▸ Task to carry out:
Retype each line of the material exactly, please, skipping any picture in it.

━━ Entries provided ━━

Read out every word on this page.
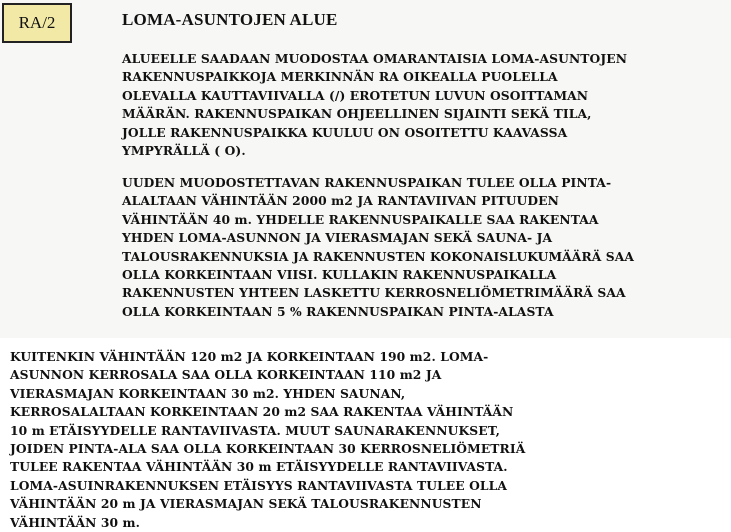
RA/2	LOMA-ASUNTOJEN ALUE

ALUEELLE SAADAAN MUODOSTAA OMARANTAISIA LOMA-ASUNTOJEN
RAKENNUSPAIKKOJA MERKINNÄN RA OIKEALLA PUOLELLA
OLEVALLA KAUTTAVIIVALLA (/) EROTETUN LUVUN OSOITTAMAN
MÄÄRÄN. RAKENNUSPAIKAN OHJEELLINEN SIJAINTI SEKÄ TILA,
JOLLE RAKENNUSPAIKKA KUULUU ON OSOITETTU KAAVASSA
YMPYRÄLLÄ ( O).

UUDEN MUODOSTETTAVAN RAKENNUSPAIKAN TULEE OLLA PINTA-
ALALTAAN VÄHINTÄÄN 2000 m2 JA RANTAVIIVAN PITUUDEN
VÄHINTÄÄN 40 m. YHDELLE RAKENNUSPAIKALLE SAA RAKENTAA
YHDEN LOMA-ASUNNON JA VIERASMAJAN SEKÄ SAUNA- JA
TALOUSRAKENNUKSIA JA RAKENNUSTEN KOKONAISLUKUMÄÄRÄ SAA
OLLA KORKEINTAAN VIISI. KULLAKIN RAKENNUSPAIKALLA
RAKENNUSTEN YHTEEN LASKETTU KERROSNELIÖMETRIMÄÄRÄ SAA
OLLA KORKEINTAAN 5 % RAKENNUSPAIKAN PINTA-ALASTA

KUITENKIN VÄHINTÄÄN 120 m2 JA KORKEINTAAN 190 m2. LOMA-
ASUNNON KERROSALA SAA OLLA KORKEINTAAN 110 m2 JA
VIERASMAJAN KORKEINTAAN 30 m2. YHDEN SAUNAN,
KERROSALALTAAN KORKEINTAAN 20 m2 SAA RAKENTAA VÄHINTÄÄN
10 m ETÄISYYDELLE RANTAVIIVASTA. MUUT SAUNARAKENNUKSET,
JOIDEN PINTA-ALA SAA OLLA KORKEINTAAN 30 KERROSNELIÖMETRIÄ
TULEE RAKENTAA VÄHINTÄÄN 30 m ETÄISYYDELLE RANTAVIIVASTA.
LOMA-ASUINRAKENNUKSEN ETÄISYYS RANTAVIIVASTA TULEE OLLA
VÄHINTÄÄN 20 m JA VIERASMAJAN SEKÄ TALOUSRAKENNUSTEN
VÄHINTÄÄN 30 m.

━━━

▸ Result:
Read out every word on this page.
RA/2	LOMA-ASUNTOJEN ALUE

ALUEELLE SAADAAN MUODOSTAA OMARANTAISIA LOMA-ASUNTOJEN
RAKENNUSPAIKKOJA MERKINNÄN RA OIKEALLA PUOLELLA
OLEVALLA KAUTTAVIIVALLA (/) EROTETUN LUVUN OSOITTAMAN
MÄÄRÄN. RAKENNUSPAIKAN OHJEELLINEN SIJAINTI SEKÄ TILA,
JOLLE RAKENNUSPAIKKA KUULUU ON OSOITETTU KAAVASSA
YMPYRÄLLÄ ( O).

UUDEN MUODOSTETTAVAN RAKENNUSPAIKAN TULEE OLLA PINTA-
ALALTAAN VÄHINTÄÄN 2000 m2 JA RANTAVIIVAN PITUUDEN
VÄHINTÄÄN 40 m. YHDELLE RAKENNUSPAIKALLE SAA RAKENTAA
YHDEN LOMA-ASUNNON JA VIERASMAJAN SEKÄ SAUNA- JA
TALOUSRAKENNUKSIA JA RAKENNUSTEN KOKONAISLUKUMÄÄRÄ SAA
OLLA KORKEINTAAN VIISI. KULLAKIN RAKENNUSPAIKALLA
RAKENNUSTEN YHTEEN LASKETTU KERROSNELIÖMETRIMÄÄRÄ SAA
OLLA KORKEINTAAN 5 % RAKENNUSPAIKAN PINTA-ALASTA

KUITENKIN VÄHINTÄÄN 120 m2 JA KORKEINTAAN 190 m2. LOMA-
ASUNNON KERROSALA SAA OLLA KORKEINTAAN 110 m2 JA
VIERASMAJAN KORKEINTAAN 30 m2. YHDEN SAUNAN,
KERROSALALTAAN KORKEINTAAN 20 m2 SAA RAKENTAA VÄHINTÄÄN
10 m ETÄISYYDELLE RANTAVIIVASTA. MUUT SAUNARAKENNUKSET,
JOIDEN PINTA-ALA SAA OLLA KORKEINTAAN 30 KERROSNELIÖMETRIÄ
TULEE RAKENTAA VÄHINTÄÄN 30 m ETÄISYYDELLE RANTAVIIVASTA.
LOMA-ASUINRAKENNUKSEN ETÄISYYS RANTAVIIVASTA TULEE OLLA
VÄHINTÄÄN 20 m JA VIERASMAJAN SEKÄ TALOUSRAKENNUSTEN
VÄHINTÄÄN 30 m.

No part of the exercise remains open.